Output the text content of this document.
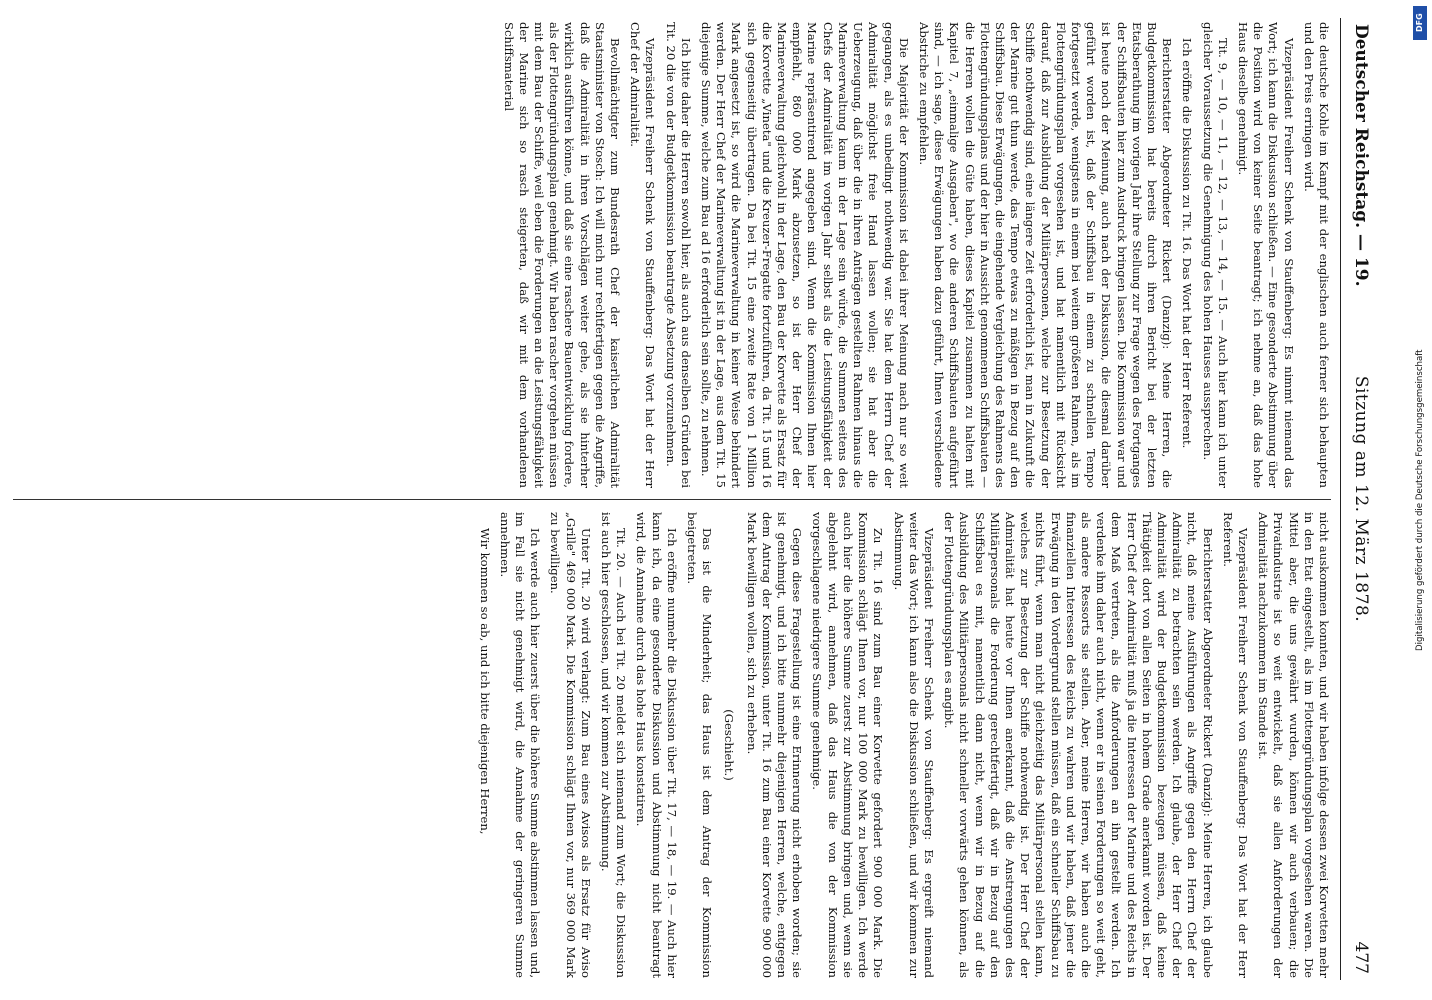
Deutscher Reichstag. — 19.
Sitzung am 12. März 1878.
477

die deutsche Kohle im Kampf mit der englischen auch ferner sich behaupten und den Preis erringen wird.

Vizepräsident Freiherr Schenk von Stauffenberg: Es nimmt niemand das Wort; ich kann die Diskussion schließen. — Eine gesonderte Abstimmung über die Position wird von keiner Seite beantragt; ich nehme an, daß das hohe Haus dieselbe genehmigt.

Tit. 9, — 10, — 11, — 12, — 13, — 14, — 15. — Auch hier kann ich unter gleicher Voraussetzung die Genehmigung des hohen Hauses aussprechen.

Ich eröffne die Diskussion zu Tit. 16. Das Wort hat der Herr Referent.

Berichterstatter Abgeordneter Rickert (Danzig): Meine Herren, die Budgetkommission hat bereits durch ihren Bericht bei der letzten Etatsberathung im vorigen Jahr ihre Stellung zur Frage wegen des Fortganges der Schiffsbauten hier zum Ausdruck bringen lassen. Die Kommission war und ist heute noch der Meinung, auch nach der Diskussion, die diesmal darüber geführt worden ist, daß der Schiffsbau in einem zu schnellen Tempo fortgesetzt werde, wenigstens in einem bei weitem größeren Rahmen, als im Flottengründungsplan vorgesehen ist, und hat namentlich mit Rücksicht darauf, daß zur Ausbildung der Militärpersonen, welche zur Besetzung der Schiffe nothwendig sind, eine längere Zeit erforderlich ist, man in Zukunft die der Marine gut thun werde, das Tempo etwas zu mäßigen in Bezug auf den Schiffsbau. Diese Erwägungen, die eingehende Vergleichung des Rahmens des Flottengründungsplans und der hier in Aussicht genommenen Schiffsbauten — die Herren wollen die Güte haben, dieses Kapitel zusammen zu halten mit Kapitel 7, „einmalige Ausgaben", wo die anderen Schiffsbauten aufgeführt sind, — ich sage, diese Erwägungen haben dazu geführt, Ihnen verschiedene Abstriche zu empfehlen.

Die Majorität der Kommission ist dabei ihrer Meinung nach nur so weit gegangen, als es unbedingt nothwendig war. Sie hat dem Herrn Chef der Admiralität möglichst freie Hand lassen wollen; sie hat aber die Ueberzeugung, daß über die in ihren Anträgen gestellten Rahmen hinaus die Marineverwaltung kaum in der Lage sein würde, die Summen seitens des Chefs der Admiralität im vorigen Jahr selbst als die Leistungsfähigkeit der Marine repräsentirend angegeben sind. Wenn die Kommission Ihnen hier empfiehlt, 860 000 Mark abzusetzen, so ist der Herr Chef der Marineverwaltung gleichwohl in der Lage, den Bau der Korvette als Ersatz für die Korvette „Vineta" und die Kreuzer-Fregatte fortzuführen, da Tit. 15 und 16 sich gegenseitig übertragen. Da bei Tit. 15 eine zweite Rate von 1 Million Mark angesetzt ist, so wird die Marineverwaltung in keiner Weise behindert werden. Der Herr Chef der Marineverwaltung ist in der Lage, aus dem Tit. 15 diejenige Summe, welche zum Bau ad 16 erforderlich sein sollte, zu nehmen.

Ich bitte daher die Herren sowohl hier, als auch aus denselben Gründen bei Tit. 20 die von der Budgetkommission beantragte Absetzung vorzunehmen.

Vizepräsident Freiherr Schenk von Stauffenberg: Das Wort hat der Herr Chef der Admiralität.

Bevollmächtigter zum Bundesrath Chef der kaiserlichen Admiralität Staatsminister von Stosch: Ich will mich nur rechtfertigen gegen die Angriffe, daß die Admiralität in ihren Vorschlägen weiter gehe, als sie hinterher wirklich ausführen könne, und daß sie eine raschere Bauentwicklung fordere, als der Flottengründungsplan genehmigt. Wir haben rascher vorgehen müssen mit dem Bau der Schiffe, weil eben die Forderungen an die Leistungsfähigkeit der Marine sich so rasch steigerten, daß wir mit dem vorhandenen Schiffsmaterial

nicht auskommen konnten, und wir haben infolge dessen zwei Korvetten mehr in den Etat eingestellt, als im Flottengründungsplan vorgesehen waren. Die Mittel aber, die uns gewährt wurden, können wir auch verbauen; die Privatindustrie ist so weit entwickelt, daß sie allen Anforderungen der Admiralität nachzukommen im Stande ist.

Vizepräsident Freiherr Schenk von Stauffenberg: Das Wort hat der Herr Referent.

Berichterstatter Abgeordneter Rickert (Danzig): Meine Herren, ich glaube nicht, daß meine Ausführungen als Angriffe gegen den Herrn Chef der Admiralität zu betrachten sein werden. Ich glaube, der Herr Chef der Admiralität wird der Budgetkommission bezeugen müssen, daß keine Thätigkeit dort von allen Seiten in hohem Grade anerkannt worden ist. Der Herr Chef der Admiralität muß ja die Interessen der Marine und des Reichs in dem Maß vertreten, als die Anforderungen an ihn gestellt werden. Ich verdenke ihm daher auch nicht, wenn er in seinen Forderungen so weit geht, als andere Ressorts sie stellen. Aber, meine Herren, wir haben auch die finanziellen Interessen des Reichs zu wahren und wir haben, daß jener die Erwägung in den Vordergrund stellen müssen, daß ein schneller Schiffsbau zu nichts führt, wenn man nicht gleichzeitig das Militärpersonal stellen kann, welches zur Besetzung der Schiffe nothwendig ist. Der Herr Chef der Admiralität hat heute vor Ihnen anerkannt, daß die Anstrengungen des Militärpersonals die Forderung gerechtfertigt, daß wir in Bezug auf den Schiffsbau es mit, namentlich dann nicht, wenn wir in Bezug auf die Ausbildung des Militärpersonals nicht schneller vorwärts gehen können, als der Flottengründungsplan es angibt.

Vizepräsident Freiherr Schenk von Stauffenberg: Es ergreift niemand weiter das Wort; ich kann also die Diskussion schließen, und wir kommen zur Abstimmung.

Zu Tit. 16 sind zum Bau einer Korvette gefordert 900 000 Mark. Die Kommission schlägt Ihnen vor, nur 100 000 Mark zu bewilligen. Ich werde auch hier die höhere Summe zuerst zur Abstimmung bringen und, wenn sie abgelehnt wird, annehmen, daß das Haus die von der Kommission vorgeschlagene niedrigere Summe genehmige.

Gegen diese Fragestellung ist eine Erinnerung nicht erhoben worden; sie ist genehmigt, und ich bitte nunmehr diejenigen Herren, welche, entgegen dem Antrag der Kommission, unter Tit. 16 zum Bau einer Korvette 900 000 Mark bewilligen wollen, sich zu erheben.

(Geschieht.)

Das ist die Minderheit; das Haus ist dem Antrag der Kommission beigetreten.

Ich eröffne nunmehr die Diskussion über Tit. 17, — 18, — 19. — Auch hier kann ich, da eine gesonderte Diskussion und Abstimmung nicht beantragt wird, die Annahme durch das hohe Haus konstatiren.

Tit. 20. — Auch bei Tit. 20 meldet sich niemand zum Wort; die Diskussion ist auch hier geschlossen, und wir kommen zur Abstimmung.

Unter Tit. 20 wird verlangt: Zum Bau eines Avisos als Ersatz für Aviso „Grille" 469 000 Mark. Die Kommission schlägt Ihnen vor, nur 369 000 Mark zu bewilligen.

Ich werde auch hier zuerst über die höhere Summe abstimmen lassen und, im Fall sie nicht genehmigt wird, die Annahme der geringeren Summe annehmen.

Wir kommen so ab, und ich bitte diejenigen Herren,

Digitalisierung gefördert durch die Deutsche Forschungsgemeinschaft
DFG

▶ [Assignment]: Once the pictures are set aside, copy the remaining text of every entry exactly.

▶ [Response box]:
Output the text content of this document.
Deutscher Reichstag. — 19.
Sitzung am 12. März 1878.
477

die deutsche Kohle im Kampf mit der englischen auch ferner sich behaupten und den Preis erringen wird.

Vizepräsident Freiherr Schenk von Stauffenberg: Es nimmt niemand das Wort; ich kann die Diskussion schließen. — Eine gesonderte Abstimmung über die Position wird von keiner Seite beantragt; ich nehme an, daß das hohe Haus dieselbe genehmigt.

Tit. 9, — 10, — 11, — 12, — 13, — 14, — 15. — Auch hier kann ich unter gleicher Voraussetzung die Genehmigung des hohen Hauses aussprechen.

Ich eröffne die Diskussion zu Tit. 16. Das Wort hat der Herr Referent.

Berichterstatter Abgeordneter Rickert (Danzig): Meine Herren, die Budgetkommission hat bereits durch ihren Bericht bei der letzten Etatsberathung im vorigen Jahr ihre Stellung zur Frage wegen des Fortganges der Schiffsbauten hier zum Ausdruck bringen lassen. Die Kommission war und ist heute noch der Meinung, auch nach der Diskussion, die diesmal darüber geführt worden ist, daß der Schiffsbau in einem zu schnellen Tempo fortgesetzt werde, wenigstens in einem bei weitem größeren Rahmen, als im Flottengründungsplan vorgesehen ist, und hat namentlich mit Rücksicht darauf, daß zur Ausbildung der Militärpersonen, welche zur Besetzung der Schiffe nothwendig sind, eine längere Zeit erforderlich ist, man in Zukunft die der Marine gut thun werde, das Tempo etwas zu mäßigen in Bezug auf den Schiffsbau. Diese Erwägungen, die eingehende Vergleichung des Rahmens des Flottengründungsplans und der hier in Aussicht genommenen Schiffsbauten — die Herren wollen die Güte haben, dieses Kapitel zusammen zu halten mit Kapitel 7, „einmalige Ausgaben", wo die anderen Schiffsbauten aufgeführt sind, — ich sage, diese Erwägungen haben dazu geführt, Ihnen verschiedene Abstriche zu empfehlen.

Die Majorität der Kommission ist dabei ihrer Meinung nach nur so weit gegangen, als es unbedingt nothwendig war. Sie hat dem Herrn Chef der Admiralität möglichst freie Hand lassen wollen; sie hat aber die Ueberzeugung, daß über die in ihren Anträgen gestellten Rahmen hinaus die Marineverwaltung kaum in der Lage sein würde, die Summen seitens des Chefs der Admiralität im vorigen Jahr selbst als die Leistungsfähigkeit der Marine repräsentirend angegeben sind. Wenn die Kommission Ihnen hier empfiehlt, 860 000 Mark abzusetzen, so ist der Herr Chef der Marineverwaltung gleichwohl in der Lage, den Bau der Korvette als Ersatz für die Korvette „Vineta" und die Kreuzer-Fregatte fortzuführen, da Tit. 15 und 16 sich gegenseitig übertragen. Da bei Tit. 15 eine zweite Rate von 1 Million Mark angesetzt ist, so wird die Marineverwaltung in keiner Weise behindert werden. Der Herr Chef der Marineverwaltung ist in der Lage, aus dem Tit. 15 diejenige Summe, welche zum Bau ad 16 erforderlich sein sollte, zu nehmen.

Ich bitte daher die Herren sowohl hier, als auch aus denselben Gründen bei Tit. 20 die von der Budgetkommission beantragte Absetzung vorzunehmen.

Vizepräsident Freiherr Schenk von Stauffenberg: Das Wort hat der Herr Chef der Admiralität.

Bevollmächtigter zum Bundesrath Chef der kaiserlichen Admiralität Staatsminister von Stosch: Ich will mich nur rechtfertigen gegen die Angriffe, daß die Admiralität in ihren Vorschlägen weiter gehe, als sie hinterher wirklich ausführen könne, und daß sie eine raschere Bauentwicklung fordere, als der Flottengründungsplan genehmigt. Wir haben rascher vorgehen müssen mit dem Bau der Schiffe, weil eben die Forderungen an die Leistungsfähigkeit der Marine sich so rasch steigerten, daß wir mit dem vorhandenen Schiffsmaterial

nicht auskommen konnten, und wir haben infolge dessen zwei Korvetten mehr in den Etat eingestellt, als im Flottengründungsplan vorgesehen waren. Die Mittel aber, die uns gewährt wurden, können wir auch verbauen; die Privatindustrie ist so weit entwickelt, daß sie allen Anforderungen der Admiralität nachzukommen im Stande ist.

Vizepräsident Freiherr Schenk von Stauffenberg: Das Wort hat der Herr Referent.

Berichterstatter Abgeordneter Rickert (Danzig): Meine Herren, ich glaube nicht, daß meine Ausführungen als Angriffe gegen den Herrn Chef der Admiralität zu betrachten sein werden. Ich glaube, der Herr Chef der Admiralität wird der Budgetkommission bezeugen müssen, daß keine Thätigkeit dort von allen Seiten in hohem Grade anerkannt worden ist. Der Herr Chef der Admiralität muß ja die Interessen der Marine und des Reichs in dem Maß vertreten, als die Anforderungen an ihn gestellt werden. Ich verdenke ihm daher auch nicht, wenn er in seinen Forderungen so weit geht, als andere Ressorts sie stellen. Aber, meine Herren, wir haben auch die finanziellen Interessen des Reichs zu wahren und wir haben, daß jener die Erwägung in den Vordergrund stellen müssen, daß ein schneller Schiffsbau zu nichts führt, wenn man nicht gleichzeitig das Militärpersonal stellen kann, welches zur Besetzung der Schiffe nothwendig ist. Der Herr Chef der Admiralität hat heute vor Ihnen anerkannt, daß die Anstrengungen des Militärpersonals die Forderung gerechtfertigt, daß wir in Bezug auf den Schiffsbau es mit, namentlich dann nicht, wenn wir in Bezug auf die Ausbildung des Militärpersonals nicht schneller vorwärts gehen können, als der Flottengründungsplan es angibt.

Vizepräsident Freiherr Schenk von Stauffenberg: Es ergreift niemand weiter das Wort; ich kann also die Diskussion schließen, und wir kommen zur Abstimmung.

Zu Tit. 16 sind zum Bau einer Korvette gefordert 900 000 Mark. Die Kommission schlägt Ihnen vor, nur 100 000 Mark zu bewilligen. Ich werde auch hier die höhere Summe zuerst zur Abstimmung bringen und, wenn sie abgelehnt wird, annehmen, daß das Haus die von der Kommission vorgeschlagene niedrigere Summe genehmige.

Gegen diese Fragestellung ist eine Erinnerung nicht erhoben worden; sie ist genehmigt, und ich bitte nunmehr diejenigen Herren, welche, entgegen dem Antrag der Kommission, unter Tit. 16 zum Bau einer Korvette 900 000 Mark bewilligen wollen, sich zu erheben.

(Geschieht.)

Das ist die Minderheit; das Haus ist dem Antrag der Kommission beigetreten.

Ich eröffne nunmehr die Diskussion über Tit. 17, — 18, — 19. — Auch hier kann ich, da eine gesonderte Diskussion und Abstimmung nicht beantragt wird, die Annahme durch das hohe Haus konstatiren.

Tit. 20. — Auch bei Tit. 20 meldet sich niemand zum Wort; die Diskussion ist auch hier geschlossen, und wir kommen zur Abstimmung.

Unter Tit. 20 wird verlangt: Zum Bau eines Avisos als Ersatz für Aviso „Grille" 469 000 Mark. Die Kommission schlägt Ihnen vor, nur 369 000 Mark zu bewilligen.

Ich werde auch hier zuerst über die höhere Summe abstimmen lassen und, im Fall sie nicht genehmigt wird, die Annahme der geringeren Summe annehmen.

Wir kommen so ab, und ich bitte diejenigen Herren,

Digitalisierung gefördert durch die Deutsche Forschungsgemeinschaft
DFG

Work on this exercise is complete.